* Your task *
Search the entries below. Return every line that has "index" in it.

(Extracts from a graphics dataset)

■ ■ ■ ■ ■

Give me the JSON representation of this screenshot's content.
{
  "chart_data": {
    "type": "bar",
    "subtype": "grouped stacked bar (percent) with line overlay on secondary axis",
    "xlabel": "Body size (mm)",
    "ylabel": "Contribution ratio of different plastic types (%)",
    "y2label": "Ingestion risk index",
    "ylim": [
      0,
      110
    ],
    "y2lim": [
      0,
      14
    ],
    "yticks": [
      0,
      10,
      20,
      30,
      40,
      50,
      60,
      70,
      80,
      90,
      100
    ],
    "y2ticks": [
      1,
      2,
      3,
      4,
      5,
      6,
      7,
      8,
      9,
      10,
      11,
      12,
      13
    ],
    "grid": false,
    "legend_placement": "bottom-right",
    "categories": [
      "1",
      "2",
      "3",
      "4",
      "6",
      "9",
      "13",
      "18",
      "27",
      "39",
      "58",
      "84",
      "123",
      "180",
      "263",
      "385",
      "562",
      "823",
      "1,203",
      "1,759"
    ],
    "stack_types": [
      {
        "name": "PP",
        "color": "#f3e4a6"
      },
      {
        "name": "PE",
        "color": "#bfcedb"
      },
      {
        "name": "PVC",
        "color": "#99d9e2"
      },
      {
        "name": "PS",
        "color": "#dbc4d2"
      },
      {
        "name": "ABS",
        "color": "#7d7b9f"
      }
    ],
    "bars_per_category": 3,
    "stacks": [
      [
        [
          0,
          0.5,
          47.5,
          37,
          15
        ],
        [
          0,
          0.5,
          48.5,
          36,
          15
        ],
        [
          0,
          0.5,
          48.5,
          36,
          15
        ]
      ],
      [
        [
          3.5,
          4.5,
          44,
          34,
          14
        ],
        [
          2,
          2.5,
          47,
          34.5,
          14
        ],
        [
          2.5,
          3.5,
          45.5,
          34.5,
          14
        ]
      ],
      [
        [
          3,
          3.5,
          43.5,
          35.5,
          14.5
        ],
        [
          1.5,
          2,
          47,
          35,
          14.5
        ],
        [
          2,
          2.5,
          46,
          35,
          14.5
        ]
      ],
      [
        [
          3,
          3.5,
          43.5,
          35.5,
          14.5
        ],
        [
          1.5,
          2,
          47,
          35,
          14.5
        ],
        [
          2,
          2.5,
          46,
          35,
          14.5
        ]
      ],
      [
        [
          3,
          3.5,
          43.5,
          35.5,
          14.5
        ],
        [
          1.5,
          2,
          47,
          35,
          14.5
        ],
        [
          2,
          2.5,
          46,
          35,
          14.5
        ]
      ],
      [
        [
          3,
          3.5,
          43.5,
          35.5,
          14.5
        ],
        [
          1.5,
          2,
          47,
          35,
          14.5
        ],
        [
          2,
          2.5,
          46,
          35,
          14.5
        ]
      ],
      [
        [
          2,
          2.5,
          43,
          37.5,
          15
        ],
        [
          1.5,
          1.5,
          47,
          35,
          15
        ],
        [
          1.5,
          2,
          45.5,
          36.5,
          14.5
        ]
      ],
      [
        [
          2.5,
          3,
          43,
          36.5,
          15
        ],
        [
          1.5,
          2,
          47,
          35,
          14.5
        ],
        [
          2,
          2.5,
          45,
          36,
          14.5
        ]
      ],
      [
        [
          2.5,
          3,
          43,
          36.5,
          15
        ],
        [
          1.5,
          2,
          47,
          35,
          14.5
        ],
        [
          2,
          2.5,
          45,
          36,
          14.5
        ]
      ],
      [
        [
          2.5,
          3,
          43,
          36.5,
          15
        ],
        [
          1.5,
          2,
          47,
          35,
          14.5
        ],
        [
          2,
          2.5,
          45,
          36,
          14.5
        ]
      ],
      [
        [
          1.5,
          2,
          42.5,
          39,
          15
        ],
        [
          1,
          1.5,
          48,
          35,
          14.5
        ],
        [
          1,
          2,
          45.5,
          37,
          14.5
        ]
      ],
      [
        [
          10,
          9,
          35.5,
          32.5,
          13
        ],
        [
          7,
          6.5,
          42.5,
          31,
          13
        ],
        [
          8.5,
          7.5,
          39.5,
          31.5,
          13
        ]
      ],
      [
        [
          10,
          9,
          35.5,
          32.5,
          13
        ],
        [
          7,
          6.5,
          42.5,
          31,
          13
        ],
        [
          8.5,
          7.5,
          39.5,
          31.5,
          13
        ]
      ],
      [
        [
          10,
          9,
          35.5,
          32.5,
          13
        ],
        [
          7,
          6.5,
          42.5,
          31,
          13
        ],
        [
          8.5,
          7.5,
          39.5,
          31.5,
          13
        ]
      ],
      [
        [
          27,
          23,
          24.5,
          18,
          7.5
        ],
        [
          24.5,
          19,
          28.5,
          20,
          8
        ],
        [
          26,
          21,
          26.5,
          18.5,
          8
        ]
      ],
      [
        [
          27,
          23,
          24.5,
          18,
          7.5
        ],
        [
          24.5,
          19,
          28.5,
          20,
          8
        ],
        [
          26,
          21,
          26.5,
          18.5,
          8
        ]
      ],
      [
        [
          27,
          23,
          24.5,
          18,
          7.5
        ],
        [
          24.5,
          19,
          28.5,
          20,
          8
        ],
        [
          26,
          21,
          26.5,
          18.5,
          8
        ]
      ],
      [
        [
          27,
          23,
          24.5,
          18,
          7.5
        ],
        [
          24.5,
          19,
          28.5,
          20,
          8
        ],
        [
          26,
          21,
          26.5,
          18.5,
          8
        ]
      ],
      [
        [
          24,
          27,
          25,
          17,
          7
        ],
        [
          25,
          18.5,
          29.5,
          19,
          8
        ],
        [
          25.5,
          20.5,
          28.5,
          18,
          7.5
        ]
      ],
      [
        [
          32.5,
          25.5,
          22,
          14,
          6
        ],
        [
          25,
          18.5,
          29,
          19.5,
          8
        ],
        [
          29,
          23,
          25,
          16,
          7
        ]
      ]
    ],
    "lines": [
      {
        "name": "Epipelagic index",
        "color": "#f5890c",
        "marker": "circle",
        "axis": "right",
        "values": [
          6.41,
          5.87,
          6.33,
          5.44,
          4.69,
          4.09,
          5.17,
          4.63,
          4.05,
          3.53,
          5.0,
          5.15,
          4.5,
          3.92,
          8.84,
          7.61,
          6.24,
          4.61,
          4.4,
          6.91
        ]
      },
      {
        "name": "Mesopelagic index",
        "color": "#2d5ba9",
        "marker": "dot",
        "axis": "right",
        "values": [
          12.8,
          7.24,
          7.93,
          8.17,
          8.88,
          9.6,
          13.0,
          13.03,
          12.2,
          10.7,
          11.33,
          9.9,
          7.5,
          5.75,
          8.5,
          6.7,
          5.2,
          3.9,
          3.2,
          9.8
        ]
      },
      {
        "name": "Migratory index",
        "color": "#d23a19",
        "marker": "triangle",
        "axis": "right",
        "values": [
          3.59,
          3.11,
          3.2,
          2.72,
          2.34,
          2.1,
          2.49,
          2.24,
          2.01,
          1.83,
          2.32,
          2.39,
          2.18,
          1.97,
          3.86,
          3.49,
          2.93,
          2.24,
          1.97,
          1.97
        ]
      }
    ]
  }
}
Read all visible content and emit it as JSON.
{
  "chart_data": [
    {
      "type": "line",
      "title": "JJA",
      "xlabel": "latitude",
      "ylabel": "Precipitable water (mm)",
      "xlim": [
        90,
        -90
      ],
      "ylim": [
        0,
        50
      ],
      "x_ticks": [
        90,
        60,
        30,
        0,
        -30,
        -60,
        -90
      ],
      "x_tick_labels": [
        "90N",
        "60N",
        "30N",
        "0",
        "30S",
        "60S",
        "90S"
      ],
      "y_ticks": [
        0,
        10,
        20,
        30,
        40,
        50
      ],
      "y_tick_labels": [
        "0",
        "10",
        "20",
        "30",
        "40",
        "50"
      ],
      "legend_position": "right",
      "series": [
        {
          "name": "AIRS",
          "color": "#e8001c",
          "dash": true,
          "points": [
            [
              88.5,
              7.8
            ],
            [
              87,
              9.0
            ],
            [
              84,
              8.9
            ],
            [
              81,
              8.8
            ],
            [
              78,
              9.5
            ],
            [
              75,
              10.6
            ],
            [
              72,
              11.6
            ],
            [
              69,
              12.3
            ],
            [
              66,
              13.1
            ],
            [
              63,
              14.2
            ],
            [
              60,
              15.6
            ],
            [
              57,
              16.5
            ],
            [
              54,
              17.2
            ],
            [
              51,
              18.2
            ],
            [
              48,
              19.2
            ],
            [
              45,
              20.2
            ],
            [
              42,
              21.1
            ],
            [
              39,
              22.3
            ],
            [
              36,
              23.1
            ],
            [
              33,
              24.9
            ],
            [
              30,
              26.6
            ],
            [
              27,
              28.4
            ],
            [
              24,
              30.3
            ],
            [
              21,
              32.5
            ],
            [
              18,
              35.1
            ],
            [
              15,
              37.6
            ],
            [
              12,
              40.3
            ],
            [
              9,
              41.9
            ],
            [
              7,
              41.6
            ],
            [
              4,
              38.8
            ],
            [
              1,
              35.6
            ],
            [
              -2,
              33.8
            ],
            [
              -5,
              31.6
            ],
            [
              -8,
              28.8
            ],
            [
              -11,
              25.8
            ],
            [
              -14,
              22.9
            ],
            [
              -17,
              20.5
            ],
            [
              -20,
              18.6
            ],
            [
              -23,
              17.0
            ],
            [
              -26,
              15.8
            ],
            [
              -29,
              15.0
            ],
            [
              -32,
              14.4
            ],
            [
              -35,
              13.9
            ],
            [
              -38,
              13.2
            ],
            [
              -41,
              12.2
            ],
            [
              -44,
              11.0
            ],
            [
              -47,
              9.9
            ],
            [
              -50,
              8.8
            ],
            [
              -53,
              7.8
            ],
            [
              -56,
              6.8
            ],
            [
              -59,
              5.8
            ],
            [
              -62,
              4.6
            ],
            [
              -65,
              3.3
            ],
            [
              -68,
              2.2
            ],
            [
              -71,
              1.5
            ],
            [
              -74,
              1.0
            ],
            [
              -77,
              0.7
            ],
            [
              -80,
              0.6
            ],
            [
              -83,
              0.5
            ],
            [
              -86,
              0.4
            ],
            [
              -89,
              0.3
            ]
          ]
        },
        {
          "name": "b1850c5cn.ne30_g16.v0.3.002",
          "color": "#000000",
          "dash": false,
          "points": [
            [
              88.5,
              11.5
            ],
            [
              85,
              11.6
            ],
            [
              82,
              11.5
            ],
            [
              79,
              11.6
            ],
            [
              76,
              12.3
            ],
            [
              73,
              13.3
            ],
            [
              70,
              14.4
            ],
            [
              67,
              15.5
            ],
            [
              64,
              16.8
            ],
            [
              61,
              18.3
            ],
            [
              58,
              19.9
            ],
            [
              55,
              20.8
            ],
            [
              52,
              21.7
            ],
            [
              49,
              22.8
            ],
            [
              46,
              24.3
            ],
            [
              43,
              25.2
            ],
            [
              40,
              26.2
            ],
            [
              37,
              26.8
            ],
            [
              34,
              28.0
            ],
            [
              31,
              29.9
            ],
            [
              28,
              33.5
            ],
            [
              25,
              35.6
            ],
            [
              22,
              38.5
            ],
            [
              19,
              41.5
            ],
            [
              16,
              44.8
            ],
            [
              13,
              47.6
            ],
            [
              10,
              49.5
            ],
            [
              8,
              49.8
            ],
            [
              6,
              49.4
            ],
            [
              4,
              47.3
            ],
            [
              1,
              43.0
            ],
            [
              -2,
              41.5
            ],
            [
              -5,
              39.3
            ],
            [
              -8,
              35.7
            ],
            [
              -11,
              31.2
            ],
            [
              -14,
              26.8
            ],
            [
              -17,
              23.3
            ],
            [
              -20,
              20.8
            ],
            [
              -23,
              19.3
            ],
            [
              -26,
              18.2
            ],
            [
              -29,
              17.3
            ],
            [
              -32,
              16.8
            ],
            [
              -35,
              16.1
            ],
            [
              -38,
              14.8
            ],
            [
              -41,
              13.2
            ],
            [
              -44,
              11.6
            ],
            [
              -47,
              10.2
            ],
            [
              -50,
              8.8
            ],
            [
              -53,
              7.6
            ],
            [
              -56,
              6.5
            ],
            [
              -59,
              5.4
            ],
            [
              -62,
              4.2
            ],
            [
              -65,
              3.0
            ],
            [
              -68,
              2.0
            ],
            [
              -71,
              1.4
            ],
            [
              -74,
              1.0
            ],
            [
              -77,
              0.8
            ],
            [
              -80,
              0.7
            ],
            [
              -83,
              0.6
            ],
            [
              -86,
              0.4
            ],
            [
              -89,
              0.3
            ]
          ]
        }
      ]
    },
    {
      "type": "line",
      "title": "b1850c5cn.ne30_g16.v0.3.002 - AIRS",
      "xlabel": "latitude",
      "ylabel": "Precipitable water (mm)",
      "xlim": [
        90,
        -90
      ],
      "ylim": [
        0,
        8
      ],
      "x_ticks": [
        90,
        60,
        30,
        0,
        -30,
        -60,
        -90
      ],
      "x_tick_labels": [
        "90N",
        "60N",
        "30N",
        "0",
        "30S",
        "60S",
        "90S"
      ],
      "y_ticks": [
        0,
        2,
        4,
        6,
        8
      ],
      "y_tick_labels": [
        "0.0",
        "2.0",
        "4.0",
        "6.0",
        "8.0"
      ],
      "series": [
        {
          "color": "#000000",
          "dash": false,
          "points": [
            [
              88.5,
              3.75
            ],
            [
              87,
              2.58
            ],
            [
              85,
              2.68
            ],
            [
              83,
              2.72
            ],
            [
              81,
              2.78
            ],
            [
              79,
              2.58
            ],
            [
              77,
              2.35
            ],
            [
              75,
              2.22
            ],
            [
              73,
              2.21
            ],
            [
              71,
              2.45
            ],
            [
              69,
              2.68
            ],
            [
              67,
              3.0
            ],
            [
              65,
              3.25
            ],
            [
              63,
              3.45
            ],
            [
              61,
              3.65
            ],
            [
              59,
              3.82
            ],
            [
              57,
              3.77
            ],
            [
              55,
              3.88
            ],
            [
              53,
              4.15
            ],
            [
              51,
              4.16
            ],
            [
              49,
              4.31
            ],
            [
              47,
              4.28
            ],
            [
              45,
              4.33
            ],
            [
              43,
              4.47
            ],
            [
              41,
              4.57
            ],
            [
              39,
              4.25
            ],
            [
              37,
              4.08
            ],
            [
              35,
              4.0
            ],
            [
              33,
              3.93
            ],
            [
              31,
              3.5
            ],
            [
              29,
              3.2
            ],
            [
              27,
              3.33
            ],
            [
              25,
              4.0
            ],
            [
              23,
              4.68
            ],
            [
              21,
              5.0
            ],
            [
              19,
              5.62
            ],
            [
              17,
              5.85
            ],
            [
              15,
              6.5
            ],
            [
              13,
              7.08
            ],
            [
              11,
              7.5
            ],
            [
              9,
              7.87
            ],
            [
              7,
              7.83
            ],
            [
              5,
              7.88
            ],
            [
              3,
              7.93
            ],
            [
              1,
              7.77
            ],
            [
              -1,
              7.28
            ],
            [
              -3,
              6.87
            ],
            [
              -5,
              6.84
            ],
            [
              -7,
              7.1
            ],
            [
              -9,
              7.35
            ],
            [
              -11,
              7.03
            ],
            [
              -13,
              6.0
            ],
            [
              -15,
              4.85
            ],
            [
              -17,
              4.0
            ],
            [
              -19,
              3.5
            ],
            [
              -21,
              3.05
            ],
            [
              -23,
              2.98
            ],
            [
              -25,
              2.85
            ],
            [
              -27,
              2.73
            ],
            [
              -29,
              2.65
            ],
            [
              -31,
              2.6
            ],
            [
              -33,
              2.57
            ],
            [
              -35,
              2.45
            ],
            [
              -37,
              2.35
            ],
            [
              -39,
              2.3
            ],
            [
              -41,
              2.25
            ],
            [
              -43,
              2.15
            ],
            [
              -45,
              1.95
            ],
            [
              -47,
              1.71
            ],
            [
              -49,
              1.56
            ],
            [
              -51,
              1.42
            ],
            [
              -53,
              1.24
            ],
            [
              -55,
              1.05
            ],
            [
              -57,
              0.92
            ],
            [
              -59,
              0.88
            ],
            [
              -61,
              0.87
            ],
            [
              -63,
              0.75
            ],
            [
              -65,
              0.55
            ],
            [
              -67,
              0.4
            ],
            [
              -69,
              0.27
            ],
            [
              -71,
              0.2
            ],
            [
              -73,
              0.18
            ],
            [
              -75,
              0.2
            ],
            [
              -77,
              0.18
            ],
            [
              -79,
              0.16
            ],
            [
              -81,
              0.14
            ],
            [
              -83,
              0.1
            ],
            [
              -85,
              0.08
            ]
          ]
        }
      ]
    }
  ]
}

■ ■ ■ ■ ■

* Answer to the exercise *
    "y2label": "Ingestion risk index",
        "name": "Epipelagic index",
        "name": "Mesopelagic index",
        "name": "Migratory index",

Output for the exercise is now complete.